**** MATERIAL ****

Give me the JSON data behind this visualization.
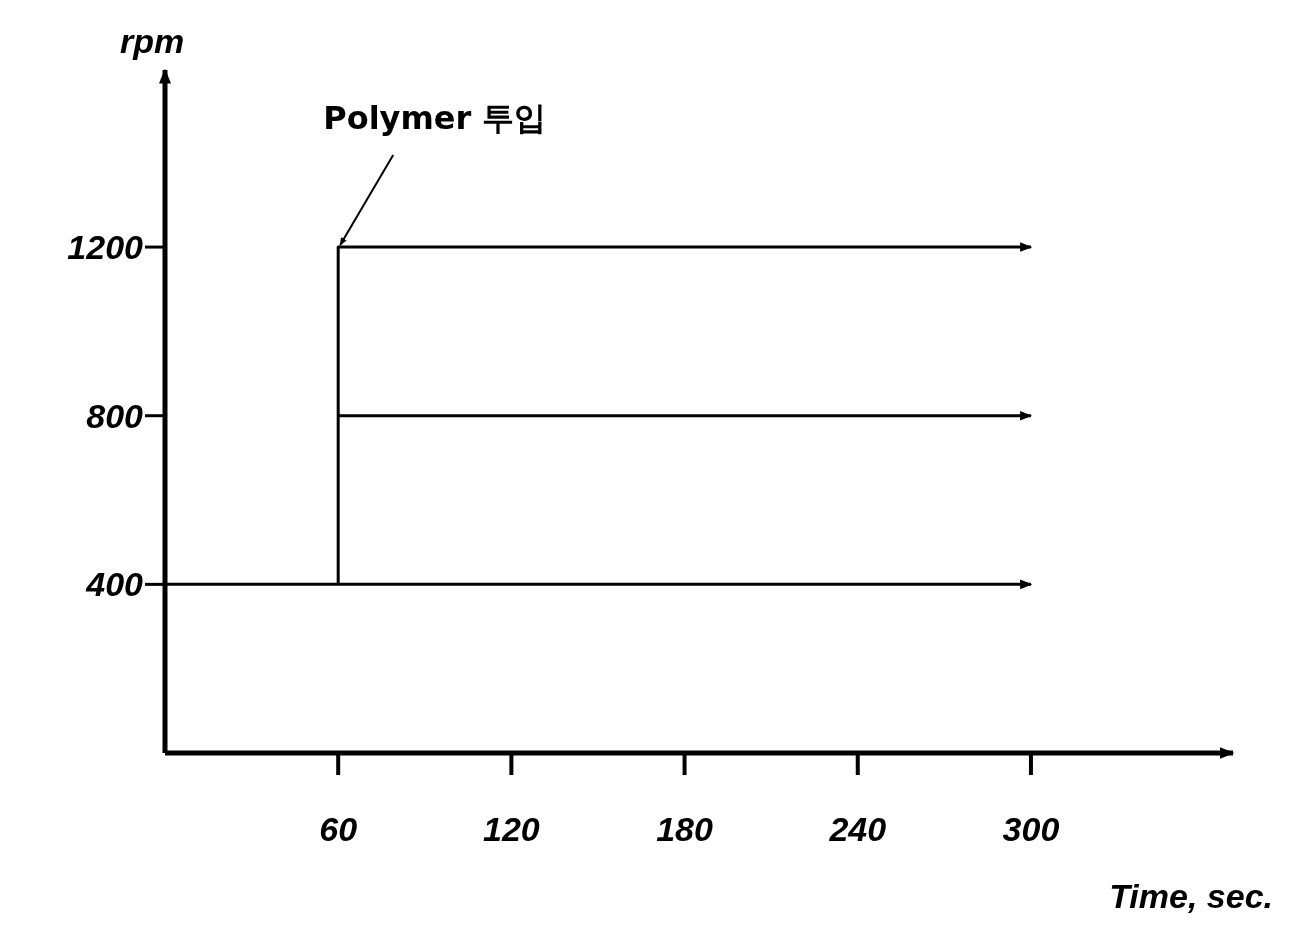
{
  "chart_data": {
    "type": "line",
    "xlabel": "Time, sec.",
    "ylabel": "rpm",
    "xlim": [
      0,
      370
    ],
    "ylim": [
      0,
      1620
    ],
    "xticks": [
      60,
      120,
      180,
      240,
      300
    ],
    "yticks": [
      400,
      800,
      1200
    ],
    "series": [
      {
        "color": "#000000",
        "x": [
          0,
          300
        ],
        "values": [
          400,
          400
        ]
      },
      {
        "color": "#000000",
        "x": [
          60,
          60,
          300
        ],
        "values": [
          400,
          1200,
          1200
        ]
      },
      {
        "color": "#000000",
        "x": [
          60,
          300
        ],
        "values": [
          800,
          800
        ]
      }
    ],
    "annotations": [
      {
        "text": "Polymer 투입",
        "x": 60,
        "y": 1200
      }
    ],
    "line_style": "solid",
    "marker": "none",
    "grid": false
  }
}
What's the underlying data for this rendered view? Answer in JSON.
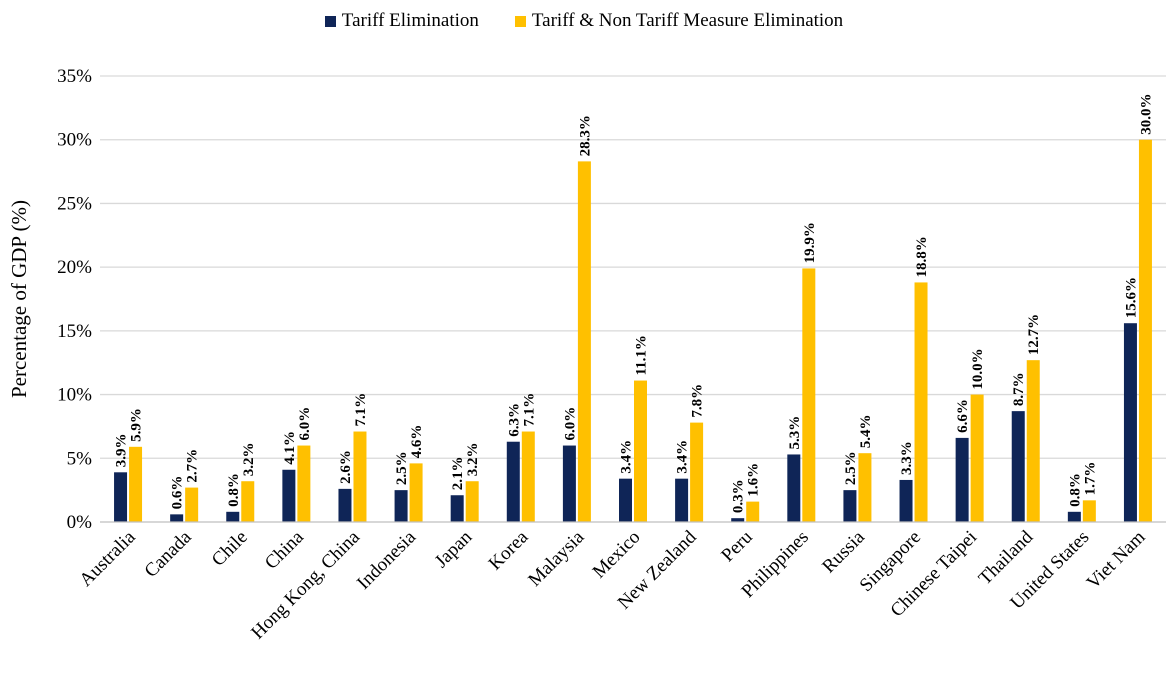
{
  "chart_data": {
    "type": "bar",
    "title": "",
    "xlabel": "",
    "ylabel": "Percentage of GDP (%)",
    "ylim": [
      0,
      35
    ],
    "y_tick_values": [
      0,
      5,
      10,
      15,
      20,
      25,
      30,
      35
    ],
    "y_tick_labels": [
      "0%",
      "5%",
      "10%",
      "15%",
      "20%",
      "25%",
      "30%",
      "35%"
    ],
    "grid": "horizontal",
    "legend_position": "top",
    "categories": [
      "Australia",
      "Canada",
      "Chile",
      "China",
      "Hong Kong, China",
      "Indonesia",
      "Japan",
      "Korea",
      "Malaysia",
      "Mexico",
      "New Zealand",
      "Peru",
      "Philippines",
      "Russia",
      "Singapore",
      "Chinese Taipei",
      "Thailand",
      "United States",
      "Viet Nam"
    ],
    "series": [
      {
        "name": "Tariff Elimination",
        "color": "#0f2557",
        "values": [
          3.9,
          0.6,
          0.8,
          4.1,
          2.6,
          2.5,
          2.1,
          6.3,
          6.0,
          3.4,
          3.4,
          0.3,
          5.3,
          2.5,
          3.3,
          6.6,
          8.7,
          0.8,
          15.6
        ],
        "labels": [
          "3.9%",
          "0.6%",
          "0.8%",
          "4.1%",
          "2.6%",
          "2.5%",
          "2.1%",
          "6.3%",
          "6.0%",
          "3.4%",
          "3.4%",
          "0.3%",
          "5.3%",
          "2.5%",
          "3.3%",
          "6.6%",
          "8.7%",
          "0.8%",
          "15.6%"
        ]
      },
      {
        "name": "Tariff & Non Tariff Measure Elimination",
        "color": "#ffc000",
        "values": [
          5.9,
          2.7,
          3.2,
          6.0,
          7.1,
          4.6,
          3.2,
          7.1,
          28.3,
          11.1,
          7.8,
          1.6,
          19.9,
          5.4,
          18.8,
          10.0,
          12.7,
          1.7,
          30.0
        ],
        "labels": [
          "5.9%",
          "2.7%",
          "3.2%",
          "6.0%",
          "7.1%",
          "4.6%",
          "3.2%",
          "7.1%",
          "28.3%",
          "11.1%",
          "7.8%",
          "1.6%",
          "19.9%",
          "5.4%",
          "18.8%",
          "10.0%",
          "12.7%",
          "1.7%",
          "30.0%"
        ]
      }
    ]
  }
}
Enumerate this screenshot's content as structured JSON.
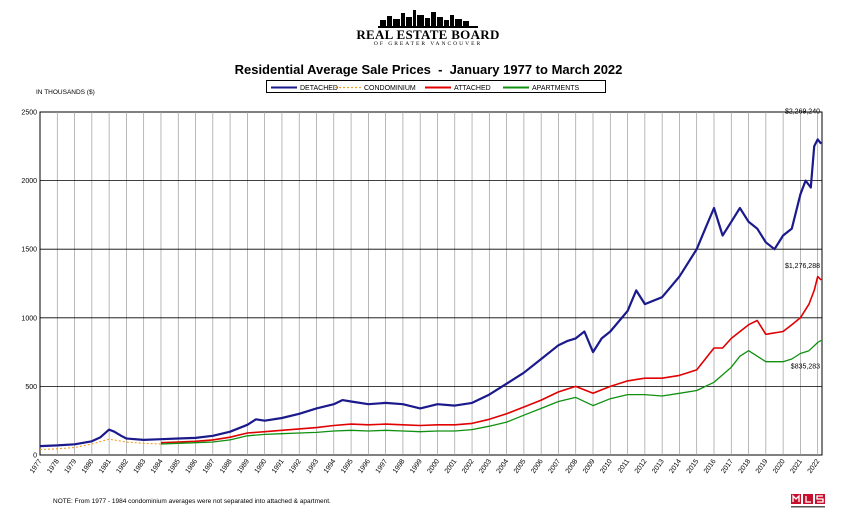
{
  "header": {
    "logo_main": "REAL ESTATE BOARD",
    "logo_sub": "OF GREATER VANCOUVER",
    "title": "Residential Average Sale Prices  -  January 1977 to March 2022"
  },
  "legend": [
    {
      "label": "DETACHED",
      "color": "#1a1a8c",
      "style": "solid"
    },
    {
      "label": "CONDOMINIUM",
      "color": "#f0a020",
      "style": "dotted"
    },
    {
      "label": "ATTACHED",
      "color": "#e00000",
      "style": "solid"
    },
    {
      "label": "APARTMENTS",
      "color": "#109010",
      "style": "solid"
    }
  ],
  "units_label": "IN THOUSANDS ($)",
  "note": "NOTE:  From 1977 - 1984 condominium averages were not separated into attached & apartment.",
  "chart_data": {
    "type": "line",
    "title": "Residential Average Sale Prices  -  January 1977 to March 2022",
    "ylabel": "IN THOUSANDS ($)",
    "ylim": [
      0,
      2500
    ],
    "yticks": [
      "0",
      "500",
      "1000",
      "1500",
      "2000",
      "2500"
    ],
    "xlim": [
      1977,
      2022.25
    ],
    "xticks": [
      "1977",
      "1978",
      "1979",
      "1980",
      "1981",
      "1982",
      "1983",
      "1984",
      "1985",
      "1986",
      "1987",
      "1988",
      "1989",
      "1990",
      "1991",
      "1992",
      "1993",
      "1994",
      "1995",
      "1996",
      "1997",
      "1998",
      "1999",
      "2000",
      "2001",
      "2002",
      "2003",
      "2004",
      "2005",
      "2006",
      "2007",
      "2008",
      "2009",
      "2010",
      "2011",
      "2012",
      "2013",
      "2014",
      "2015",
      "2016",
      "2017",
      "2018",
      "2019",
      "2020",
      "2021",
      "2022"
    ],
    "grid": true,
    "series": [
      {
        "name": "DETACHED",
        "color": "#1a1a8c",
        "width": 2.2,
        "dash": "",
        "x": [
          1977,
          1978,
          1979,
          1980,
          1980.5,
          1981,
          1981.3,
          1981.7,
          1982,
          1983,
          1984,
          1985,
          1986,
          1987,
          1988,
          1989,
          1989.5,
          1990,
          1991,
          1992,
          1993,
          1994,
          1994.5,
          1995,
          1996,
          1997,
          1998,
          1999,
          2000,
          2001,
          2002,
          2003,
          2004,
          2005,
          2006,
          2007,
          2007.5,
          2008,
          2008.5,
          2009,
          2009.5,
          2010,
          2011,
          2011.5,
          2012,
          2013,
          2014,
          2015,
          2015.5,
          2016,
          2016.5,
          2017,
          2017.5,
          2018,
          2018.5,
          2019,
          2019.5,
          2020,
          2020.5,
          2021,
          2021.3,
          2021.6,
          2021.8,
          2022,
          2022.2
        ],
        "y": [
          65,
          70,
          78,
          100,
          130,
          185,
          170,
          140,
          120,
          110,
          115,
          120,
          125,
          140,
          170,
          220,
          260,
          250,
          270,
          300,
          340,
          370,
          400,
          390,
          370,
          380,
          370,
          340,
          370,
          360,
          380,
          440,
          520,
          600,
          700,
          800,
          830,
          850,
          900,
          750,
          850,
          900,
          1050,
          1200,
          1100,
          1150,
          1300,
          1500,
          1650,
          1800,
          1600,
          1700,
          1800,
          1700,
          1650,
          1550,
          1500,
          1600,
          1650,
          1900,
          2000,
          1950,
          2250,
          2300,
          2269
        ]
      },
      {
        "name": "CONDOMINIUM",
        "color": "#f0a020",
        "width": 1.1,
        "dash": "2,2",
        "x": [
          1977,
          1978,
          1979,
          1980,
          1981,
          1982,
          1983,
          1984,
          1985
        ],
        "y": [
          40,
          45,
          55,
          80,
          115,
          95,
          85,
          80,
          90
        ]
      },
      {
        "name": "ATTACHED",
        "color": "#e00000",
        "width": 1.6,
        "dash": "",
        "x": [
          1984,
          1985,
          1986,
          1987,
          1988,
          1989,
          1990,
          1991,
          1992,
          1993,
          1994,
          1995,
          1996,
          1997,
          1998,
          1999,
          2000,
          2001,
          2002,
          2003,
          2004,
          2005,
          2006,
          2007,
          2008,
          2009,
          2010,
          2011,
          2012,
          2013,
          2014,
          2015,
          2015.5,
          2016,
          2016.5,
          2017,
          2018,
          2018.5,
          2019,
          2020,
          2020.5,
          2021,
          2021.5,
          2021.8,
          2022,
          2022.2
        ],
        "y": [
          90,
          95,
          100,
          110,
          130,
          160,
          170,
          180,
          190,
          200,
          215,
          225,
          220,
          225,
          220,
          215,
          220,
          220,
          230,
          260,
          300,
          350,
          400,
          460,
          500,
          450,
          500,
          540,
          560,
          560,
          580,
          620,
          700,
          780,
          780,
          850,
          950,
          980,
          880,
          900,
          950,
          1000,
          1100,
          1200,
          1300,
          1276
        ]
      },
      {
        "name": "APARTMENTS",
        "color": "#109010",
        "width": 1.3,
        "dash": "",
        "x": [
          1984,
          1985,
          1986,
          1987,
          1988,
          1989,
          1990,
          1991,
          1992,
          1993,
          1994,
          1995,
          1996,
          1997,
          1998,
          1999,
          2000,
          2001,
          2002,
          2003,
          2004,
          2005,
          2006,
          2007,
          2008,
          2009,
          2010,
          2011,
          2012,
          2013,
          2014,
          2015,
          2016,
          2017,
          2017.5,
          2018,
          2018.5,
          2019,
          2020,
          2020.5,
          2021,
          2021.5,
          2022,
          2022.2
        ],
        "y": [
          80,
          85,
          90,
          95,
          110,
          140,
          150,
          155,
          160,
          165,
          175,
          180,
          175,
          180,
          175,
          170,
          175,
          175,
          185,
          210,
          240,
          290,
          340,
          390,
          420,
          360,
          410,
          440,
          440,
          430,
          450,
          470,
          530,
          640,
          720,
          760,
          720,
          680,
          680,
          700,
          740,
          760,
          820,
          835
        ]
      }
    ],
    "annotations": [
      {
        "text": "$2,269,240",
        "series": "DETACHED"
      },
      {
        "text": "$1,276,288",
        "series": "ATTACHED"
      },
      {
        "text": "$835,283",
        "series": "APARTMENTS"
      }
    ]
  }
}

****

### GIVEN TASK
Identify which lines contain the word "Prices" and copy each one.

### REPLY TO THE EXERCISE
    "title": "Residential Average Sale Prices  -  January 1977 to March 2022"
    "title": "Residential Average Sale Prices  -  January 1977 to March 2022",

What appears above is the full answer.